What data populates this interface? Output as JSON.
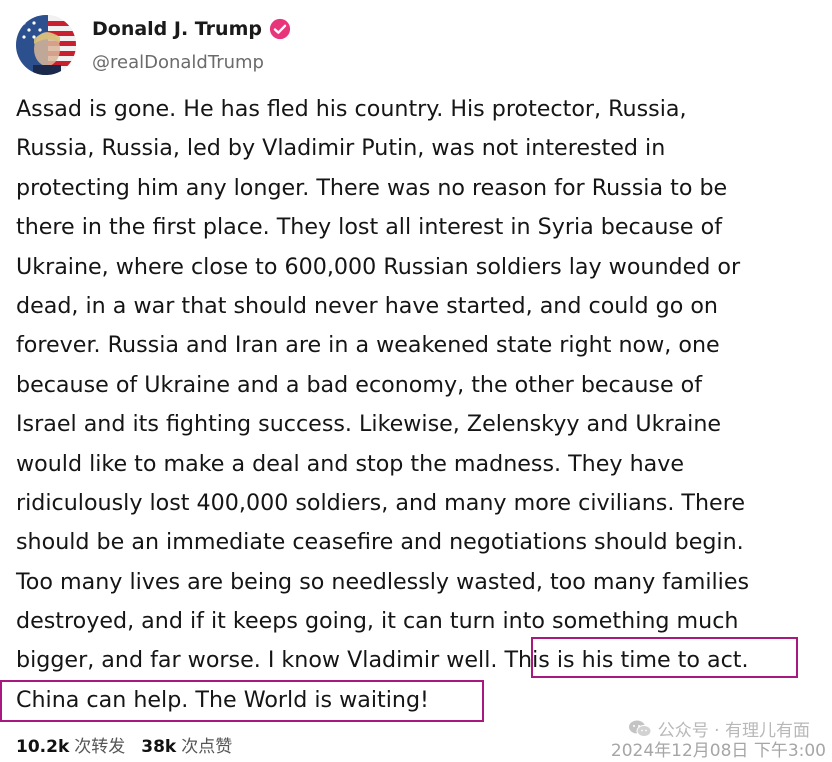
{
  "author": {
    "name": "Donald J. Trump",
    "handle": "@realDonaldTrump"
  },
  "post": {
    "lines": [
      "Assad is gone. He has fled his country. His protector, Russia,",
      "Russia, Russia, led by Vladimir Putin, was not interested in",
      "protecting him any longer. There was no reason for Russia to be",
      "there in the first place. They lost all interest in Syria because of",
      "Ukraine, where close to 600,000 Russian soldiers lay wounded or",
      "dead, in a war that should never have started, and could go on",
      "forever. Russia and Iran are in a weakened state right now, one",
      "because of Ukraine and a bad economy, the other because of",
      "Israel and its fighting success. Likewise, Zelenskyy and Ukraine",
      "would like to make a deal and stop the madness. They have",
      "ridiculously lost 400,000 soldiers, and many more civilians. There",
      "should be an immediate ceasefire and negotiations should begin.",
      "Too many lives are being so needlessly wasted, too many families",
      "destroyed, and if it keeps going, it can turn into something much",
      "bigger, and far worse. I know Vladimir well. This is his time to act.",
      "China can help. The World is waiting!"
    ]
  },
  "stats": {
    "reposts_count": "10.2k",
    "reposts_label": "次转发",
    "likes_count": "38k",
    "likes_label": "次点赞"
  },
  "watermark": {
    "text": "公众号 · 有理儿有面"
  },
  "timestamp": "2024年12月08日 下午3:00",
  "colors": {
    "verified_badge": "#e8347a",
    "highlight_border": "#a8197f",
    "text": "#151515",
    "handle": "#6b6b6b"
  }
}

- [EXERCISE TASK] Every line of text is to be repeated exactly; pictures are left out.

- [OUTPUT]
What data populates this interface? Output as JSON.
{
  "author": {
    "name": "Donald J. Trump",
    "handle": "@realDonaldTrump"
  },
  "post": {
    "lines": [
      "Assad is gone. He has fled his country. His protector, Russia,",
      "Russia, Russia, led by Vladimir Putin, was not interested in",
      "protecting him any longer. There was no reason for Russia to be",
      "there in the first place. They lost all interest in Syria because of",
      "Ukraine, where close to 600,000 Russian soldiers lay wounded or",
      "dead, in a war that should never have started, and could go on",
      "forever. Russia and Iran are in a weakened state right now, one",
      "because of Ukraine and a bad economy, the other because of",
      "Israel and its fighting success. Likewise, Zelenskyy and Ukraine",
      "would like to make a deal and stop the madness. They have",
      "ridiculously lost 400,000 soldiers, and many more civilians. There",
      "should be an immediate ceasefire and negotiations should begin.",
      "Too many lives are being so needlessly wasted, too many families",
      "destroyed, and if it keeps going, it can turn into something much",
      "bigger, and far worse. I know Vladimir well. This is his time to act.",
      "China can help. The World is waiting!"
    ]
  },
  "stats": {
    "reposts_count": "10.2k",
    "reposts_label": "次转发",
    "likes_count": "38k",
    "likes_label": "次点赞"
  },
  "watermark": {
    "text": "公众号 · 有理儿有面"
  },
  "timestamp": "2024年12月08日 下午3:00",
  "colors": {
    "verified_badge": "#e8347a",
    "highlight_border": "#a8197f",
    "text": "#151515",
    "handle": "#6b6b6b"
  }
}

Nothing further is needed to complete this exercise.